- **Work to do**
Pick out every line of the rows below that contains the string "button", matching its case exactly, and copy those lines.

## begin Source records

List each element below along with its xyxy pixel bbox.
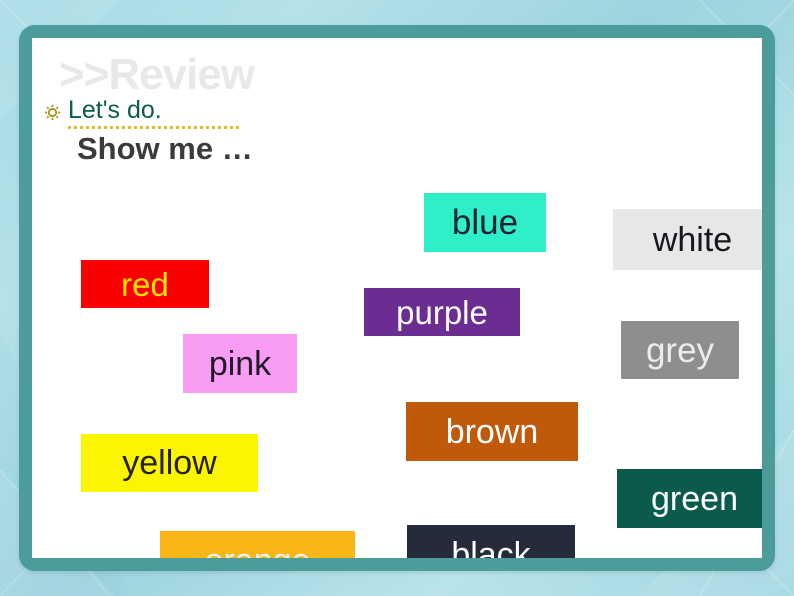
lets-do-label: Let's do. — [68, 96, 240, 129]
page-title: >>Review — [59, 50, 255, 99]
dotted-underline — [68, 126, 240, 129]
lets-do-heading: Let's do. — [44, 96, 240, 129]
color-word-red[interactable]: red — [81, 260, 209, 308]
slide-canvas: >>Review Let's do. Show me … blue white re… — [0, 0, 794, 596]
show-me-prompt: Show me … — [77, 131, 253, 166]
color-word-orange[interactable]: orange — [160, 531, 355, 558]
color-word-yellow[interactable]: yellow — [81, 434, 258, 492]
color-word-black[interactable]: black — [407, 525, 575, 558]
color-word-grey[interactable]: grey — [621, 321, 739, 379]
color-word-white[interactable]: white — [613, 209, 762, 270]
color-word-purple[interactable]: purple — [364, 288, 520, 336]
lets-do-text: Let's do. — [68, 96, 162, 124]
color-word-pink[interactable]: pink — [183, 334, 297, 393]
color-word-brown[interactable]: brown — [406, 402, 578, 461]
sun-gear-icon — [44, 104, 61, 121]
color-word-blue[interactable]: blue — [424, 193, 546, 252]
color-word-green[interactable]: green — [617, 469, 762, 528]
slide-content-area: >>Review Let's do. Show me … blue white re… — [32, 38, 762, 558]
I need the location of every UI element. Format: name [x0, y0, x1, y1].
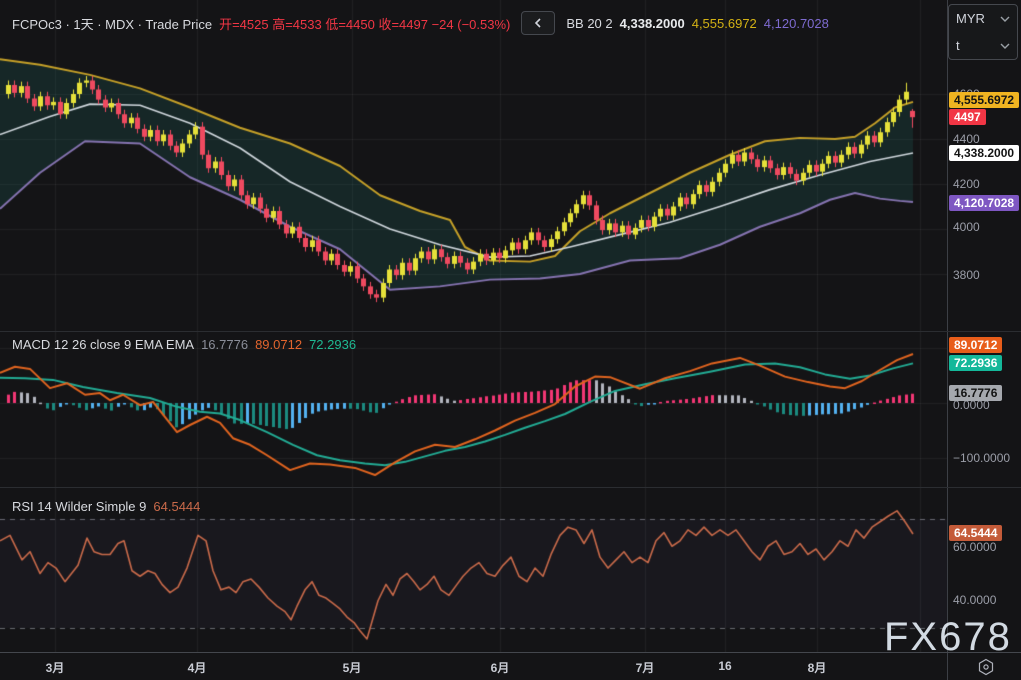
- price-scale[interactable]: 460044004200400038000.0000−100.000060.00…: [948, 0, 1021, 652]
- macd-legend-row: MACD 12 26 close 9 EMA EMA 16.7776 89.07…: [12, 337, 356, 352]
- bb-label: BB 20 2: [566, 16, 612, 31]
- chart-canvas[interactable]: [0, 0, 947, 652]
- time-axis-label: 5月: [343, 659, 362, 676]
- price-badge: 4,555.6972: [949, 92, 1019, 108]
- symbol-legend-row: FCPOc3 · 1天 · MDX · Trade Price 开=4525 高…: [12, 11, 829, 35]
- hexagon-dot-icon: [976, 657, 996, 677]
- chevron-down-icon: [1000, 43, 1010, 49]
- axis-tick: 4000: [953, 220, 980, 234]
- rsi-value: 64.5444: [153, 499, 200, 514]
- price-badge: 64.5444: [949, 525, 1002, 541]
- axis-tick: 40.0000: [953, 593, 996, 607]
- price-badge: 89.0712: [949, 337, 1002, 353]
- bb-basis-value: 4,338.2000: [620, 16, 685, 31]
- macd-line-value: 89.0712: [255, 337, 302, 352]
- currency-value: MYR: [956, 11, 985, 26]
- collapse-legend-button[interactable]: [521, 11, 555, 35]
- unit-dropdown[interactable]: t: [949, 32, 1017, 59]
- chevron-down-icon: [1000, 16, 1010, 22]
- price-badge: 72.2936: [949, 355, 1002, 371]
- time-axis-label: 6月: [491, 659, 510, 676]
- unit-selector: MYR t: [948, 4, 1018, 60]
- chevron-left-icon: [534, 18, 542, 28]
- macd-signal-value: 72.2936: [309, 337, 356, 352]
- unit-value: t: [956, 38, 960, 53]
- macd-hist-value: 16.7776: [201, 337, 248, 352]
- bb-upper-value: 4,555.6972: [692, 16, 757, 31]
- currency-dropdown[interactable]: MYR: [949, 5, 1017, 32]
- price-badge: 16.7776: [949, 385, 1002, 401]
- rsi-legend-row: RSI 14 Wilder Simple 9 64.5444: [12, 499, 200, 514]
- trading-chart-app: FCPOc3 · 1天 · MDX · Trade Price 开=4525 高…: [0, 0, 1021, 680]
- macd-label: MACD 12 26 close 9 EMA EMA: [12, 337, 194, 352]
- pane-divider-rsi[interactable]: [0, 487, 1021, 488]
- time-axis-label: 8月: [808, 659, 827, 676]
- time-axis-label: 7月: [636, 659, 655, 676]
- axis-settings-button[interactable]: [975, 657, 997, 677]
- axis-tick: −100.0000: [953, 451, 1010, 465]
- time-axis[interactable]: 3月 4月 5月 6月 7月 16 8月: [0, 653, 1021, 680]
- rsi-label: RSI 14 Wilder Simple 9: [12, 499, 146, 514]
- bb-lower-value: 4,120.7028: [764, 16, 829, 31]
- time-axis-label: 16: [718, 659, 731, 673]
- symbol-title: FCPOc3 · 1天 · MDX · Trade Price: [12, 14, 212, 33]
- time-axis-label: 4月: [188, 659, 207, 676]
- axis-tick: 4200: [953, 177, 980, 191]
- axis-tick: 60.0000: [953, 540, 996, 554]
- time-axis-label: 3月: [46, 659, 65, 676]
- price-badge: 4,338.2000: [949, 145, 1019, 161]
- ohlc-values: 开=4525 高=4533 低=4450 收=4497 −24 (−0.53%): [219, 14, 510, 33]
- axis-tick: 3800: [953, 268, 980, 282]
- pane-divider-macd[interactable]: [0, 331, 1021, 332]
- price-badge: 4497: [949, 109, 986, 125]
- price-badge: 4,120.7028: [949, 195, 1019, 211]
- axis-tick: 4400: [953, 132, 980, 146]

## end Source records

- **Exercise answer**
- collapse-legend-button[interactable]: [521, 11, 555, 35]
- axis-settings-button[interactable]: [975, 657, 997, 677]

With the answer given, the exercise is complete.